Problem requirements -> Without including any images, reproduce each entry exactly.

Lines of data ->
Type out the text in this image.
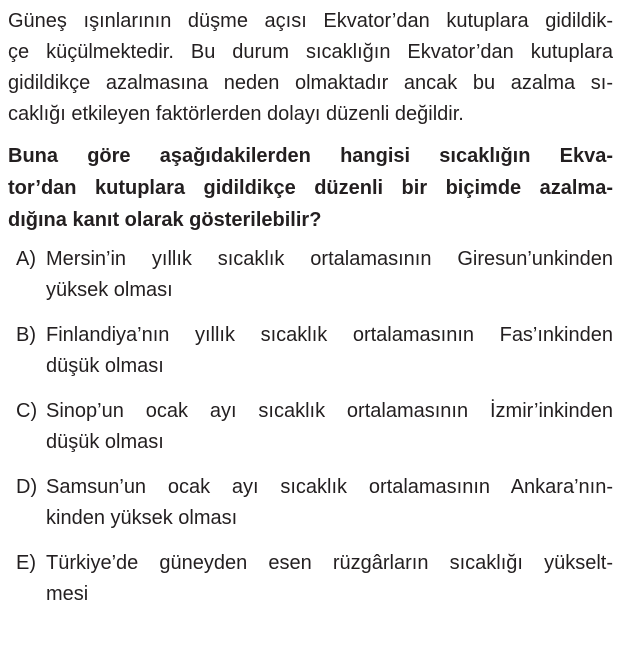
Güneş ışınlarının düşme açısı Ekvator’dan kutuplara gidildik-
çe küçülmektedir. Bu durum sıcaklığın Ekvator’dan kutuplara
gidildikçe azalmasına neden olmaktadır ancak bu azalma sı-
caklığı etkileyen faktörlerden dolayı düzenli değildir.

Buna göre aşağıdakilerden hangisi sıcaklığın Ekva-
tor’dan kutuplara gidildikçe düzenli bir biçimde azalma-
dığına kanıt olarak gösterilebilir?

A) Mersin’in yıllık sıcaklık ortalamasının Giresun’unkinden
yüksek olması
B) Finlandiya’nın yıllık sıcaklık ortalamasının Fas’ınkinden
düşük olması
C) Sinop’un ocak ayı sıcaklık ortalamasının İzmir’inkinden
düşük olması
D) Samsun’un ocak ayı sıcaklık ortalamasının Ankara’nın-
kinden yüksek olması
E) Türkiye’de güneyden esen rüzgârların sıcaklığı yükselt-
mesi
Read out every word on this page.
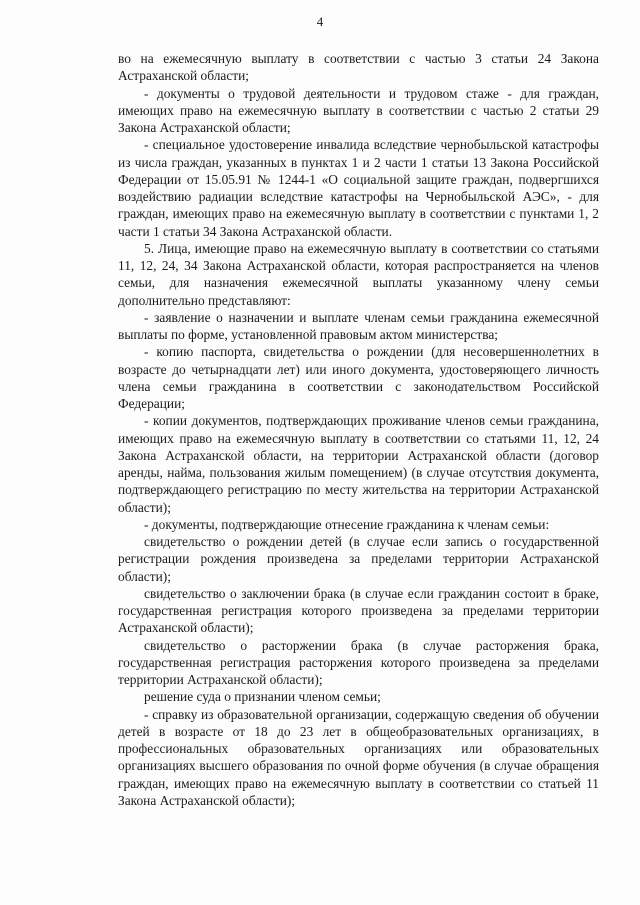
4

во на ежемесячную выплату в соответствии с частью 3 статьи 24 Закона Астраханской области;

- документы о трудовой деятельности и трудовом стаже - для граждан, имеющих право на ежемесячную выплату в соответствии с частью 2 статьи 29 Закона Астраханской области;

- специальное удостоверение инвалида вследствие чернобыльской катастрофы из числа граждан, указанных в пунктах 1 и 2 части 1 статьи 13 Закона Российской Федерации от 15.05.91 № 1244-1 «О социальной защите граждан, подвергшихся воздействию радиации вследствие катастрофы на Чернобыльской АЭС», - для граждан, имеющих право на ежемесячную выплату в соответствии с пунктами 1, 2 части 1 статьи 34 Закона Астраханской области.

5. Лица, имеющие право на ежемесячную выплату в соответствии со статьями 11, 12, 24, 34 Закона Астраханской области, которая распространяется на членов семьи, для назначения ежемесячной выплаты указанному члену семьи дополнительно представляют:

- заявление о назначении и выплате членам семьи гражданина ежемесячной выплаты по форме, установленной правовым актом министерства;

- копию паспорта, свидетельства о рождении (для несовершеннолетних в возрасте до четырнадцати лет) или иного документа, удостоверяющего личность члена семьи гражданина в соответствии с законодательством Российской Федерации;

- копии документов, подтверждающих проживание членов семьи гражданина, имеющих право на ежемесячную выплату в соответствии со статьями 11, 12, 24 Закона Астраханской области, на территории Астраханской области (договор аренды, найма, пользования жилым помещением) (в случае отсутствия документа, подтверждающего регистрацию по месту жительства на территории Астраханской области);

- документы, подтверждающие отнесение гражданина к членам семьи:

свидетельство о рождении детей (в случае если запись о государственной регистрации рождения произведена за пределами территории Астраханской области);

свидетельство о заключении брака (в случае если гражданин состоит в браке, государственная регистрация которого произведена за пределами территории Астраханской области);

свидетельство о расторжении брака (в случае расторжения брака, государственная регистрация расторжения которого произведена за пределами территории Астраханской области);

решение суда о признании членом семьи;

- справку из образовательной организации, содержащую сведения об обучении детей в возрасте от 18 до 23 лет в общеобразовательных организациях, в профессиональных образовательных организациях или образовательных организациях высшего образования по очной форме обучения (в случае обращения граждан, имеющих право на ежемесячную выплату в соответствии со статьей 11 Закона Астраханской области);
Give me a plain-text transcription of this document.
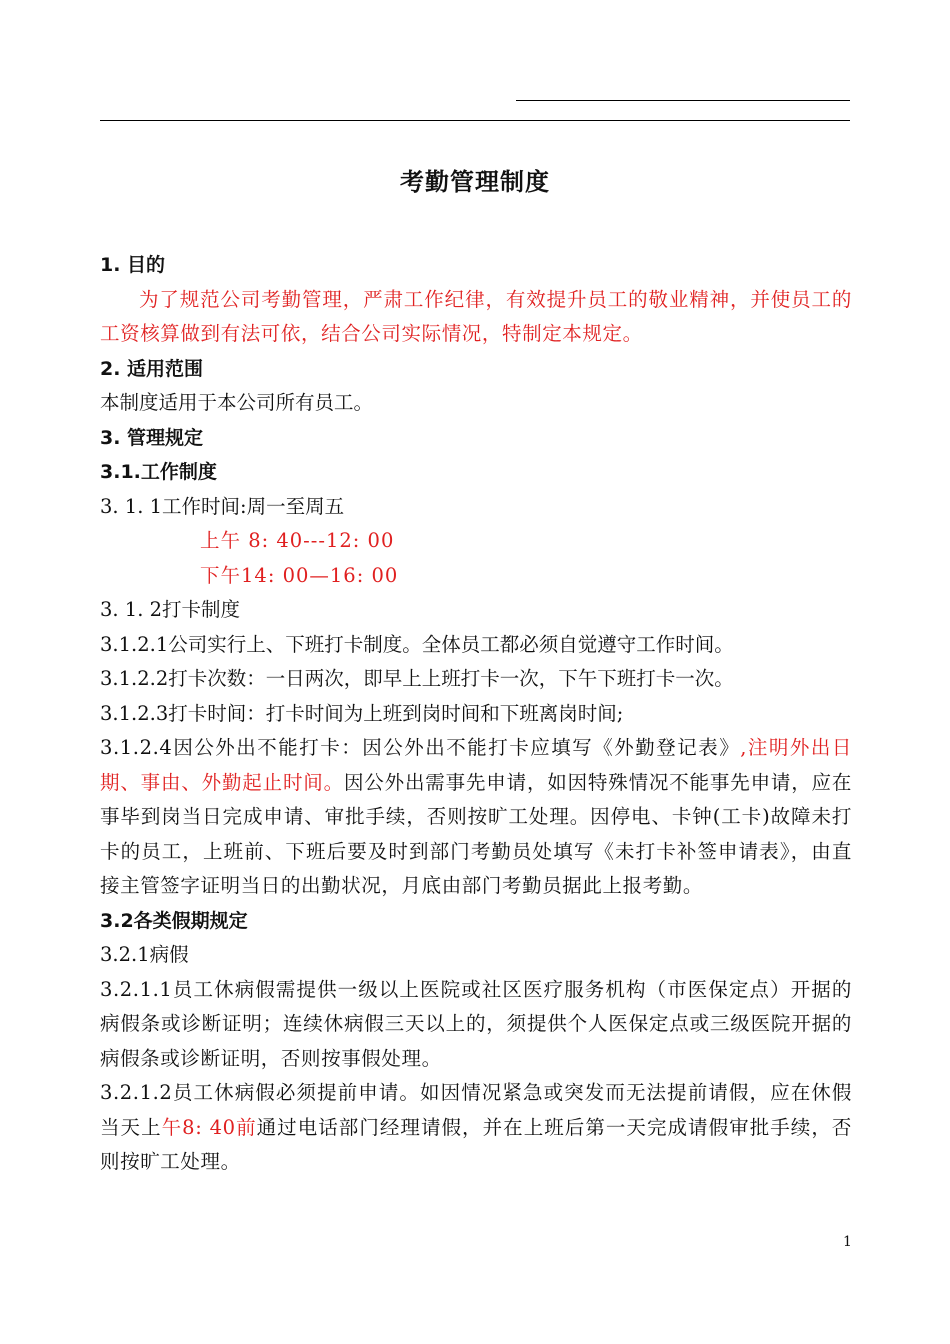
考勤管理制度

1. 目的

为了规范公司考勤管理，严肃工作纪律，有效提升员工的敬业精神，并使员工的工资核算做到有法可依，结合公司实际情况，特制定本规定。

2. 适用范围

本制度适用于本公司所有员工。

3. 管理规定

3.1.工作制度

3. 1. 1工作时间:周一至周五

上午 8: 40---12: 00

下午14: 00—16: 00

3. 1. 2打卡制度

3.1.2.1公司实行上、下班打卡制度。全体员工都必须自觉遵守工作时间。

3.1.2.2打卡次数：一日两次，即早上上班打卡一次，下午下班打卡一次。

3.1.2.3打卡时间：打卡时间为上班到岗时间和下班离岗时间;

3.1.2.4因公外出不能打卡：因公外出不能打卡应填写《外勤登记表》,注明外出日期、事由、外勤起止时间。因公外出需事先申请，如因特殊情况不能事先申请，应在事毕到岗当日完成申请、审批手续，否则按旷工处理。因停电、卡钟(工卡)故障未打卡的员工，上班前、下班后要及时到部门考勤员处填写《未打卡补签申请表》，由直接主管签字证明当日的出勤状况，月底由部门考勤员据此上报考勤。

3.2各类假期规定

3.2.1病假

3.2.1.1员工休病假需提供一级以上医院或社区医疗服务机构（市医保定点）开据的病假条或诊断证明；连续休病假三天以上的，须提供个人医保定点或三级医院开据的病假条或诊断证明，否则按事假处理。

3.2.1.2员工休病假必须提前申请。如因情况紧急或突发而无法提前请假，应在休假当天上午8: 40前通过电话部门经理请假，并在上班后第一天完成请假审批手续，否则按旷工处理。

1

Worked solution ->
Type out the text in this image.
Güneş ışınlarının düşme açısı Ekvator’dan kutuplara gidildik-
çe küçülmektedir. Bu durum sıcaklığın Ekvator’dan kutuplara
gidildikçe azalmasına neden olmaktadır ancak bu azalma sı-
caklığı etkileyen faktörlerden dolayı düzenli değildir.

Buna göre aşağıdakilerden hangisi sıcaklığın Ekva-
tor’dan kutuplara gidildikçe düzenli bir biçimde azalma-
dığına kanıt olarak gösterilebilir?

A) Mersin’in yıllık sıcaklık ortalamasının Giresun’unkinden
yüksek olması
B) Finlandiya’nın yıllık sıcaklık ortalamasının Fas’ınkinden
düşük olması
C) Sinop’un ocak ayı sıcaklık ortalamasının İzmir’inkinden
düşük olması
D) Samsun’un ocak ayı sıcaklık ortalamasının Ankara’nın-
kinden yüksek olması
E) Türkiye’de güneyden esen rüzgârların sıcaklığı yükselt-
mesi
Read out every word on this page.
4

во на ежемесячную выплату в соответствии с частью 3 статьи 24 Закона Астраханской области;

- документы о трудовой деятельности и трудовом стаже - для граждан, имеющих право на ежемесячную выплату в соответствии с частью 2 статьи 29 Закона Астраханской области;

- специальное удостоверение инвалида вследствие чернобыльской катастрофы из числа граждан, указанных в пунктах 1 и 2 части 1 статьи 13 Закона Российской Федерации от 15.05.91 № 1244-1 «О социальной защите граждан, подвергшихся воздействию радиации вследствие катастрофы на Чернобыльской АЭС», - для граждан, имеющих право на ежемесячную выплату в соответствии с пунктами 1, 2 части 1 статьи 34 Закона Астраханской области.

5. Лица, имеющие право на ежемесячную выплату в соответствии со статьями 11, 12, 24, 34 Закона Астраханской области, которая распространяется на членов семьи, для назначения ежемесячной выплаты указанному члену семьи дополнительно представляют:

- заявление о назначении и выплате членам семьи гражданина ежемесячной выплаты по форме, установленной правовым актом министерства;

- копию паспорта, свидетельства о рождении (для несовершеннолетних в возрасте до четырнадцати лет) или иного документа, удостоверяющего личность члена семьи гражданина в соответствии с законодательством Российской Федерации;

- копии документов, подтверждающих проживание членов семьи гражданина, имеющих право на ежемесячную выплату в соответствии со статьями 11, 12, 24 Закона Астраханской области, на территории Астраханской области (договор аренды, найма, пользования жилым помещением) (в случае отсутствия документа, подтверждающего регистрацию по месту жительства на территории Астраханской области);

- документы, подтверждающие отнесение гражданина к членам семьи:

свидетельство о рождении детей (в случае если запись о государственной регистрации рождения произведена за пределами территории Астраханской области);

свидетельство о заключении брака (в случае если гражданин состоит в браке, государственная регистрация которого произведена за пределами территории Астраханской области);

свидетельство о расторжении брака (в случае расторжения брака, государственная регистрация расторжения которого произведена за пределами территории Астраханской области);

решение суда о признании членом семьи;

- справку из образовательной организации, содержащую сведения об обучении детей в возрасте от 18 до 23 лет в общеобразовательных организациях, в профессиональных образовательных организациях или образовательных организациях высшего образования по очной форме обучения (в случае обращения граждан, имеющих право на ежемесячную выплату в соответствии со статьей 11 Закона Астраханской области);
Give me a plain-text transcription of this document.
考勤管理制度

1. 目的

为了规范公司考勤管理，严肃工作纪律，有效提升员工的敬业精神，并使员工的工资核算做到有法可依，结合公司实际情况，特制定本规定。

2. 适用范围

本制度适用于本公司所有员工。

3. 管理规定

3.1.工作制度

3. 1. 1工作时间:周一至周五

上午 8: 40---12: 00

下午14: 00—16: 00

3. 1. 2打卡制度

3.1.2.1公司实行上、下班打卡制度。全体员工都必须自觉遵守工作时间。

3.1.2.2打卡次数：一日两次，即早上上班打卡一次，下午下班打卡一次。

3.1.2.3打卡时间：打卡时间为上班到岗时间和下班离岗时间;

3.1.2.4因公外出不能打卡：因公外出不能打卡应填写《外勤登记表》,注明外出日期、事由、外勤起止时间。因公外出需事先申请，如因特殊情况不能事先申请，应在事毕到岗当日完成申请、审批手续，否则按旷工处理。因停电、卡钟(工卡)故障未打卡的员工，上班前、下班后要及时到部门考勤员处填写《未打卡补签申请表》，由直接主管签字证明当日的出勤状况，月底由部门考勤员据此上报考勤。

3.2各类假期规定

3.2.1病假

3.2.1.1员工休病假需提供一级以上医院或社区医疗服务机构（市医保定点）开据的病假条或诊断证明；连续休病假三天以上的，须提供个人医保定点或三级医院开据的病假条或诊断证明，否则按事假处理。

3.2.1.2员工休病假必须提前申请。如因情况紧急或突发而无法提前请假，应在休假当天上午8: 40前通过电话部门经理请假，并在上班后第一天完成请假审批手续，否则按旷工处理。

1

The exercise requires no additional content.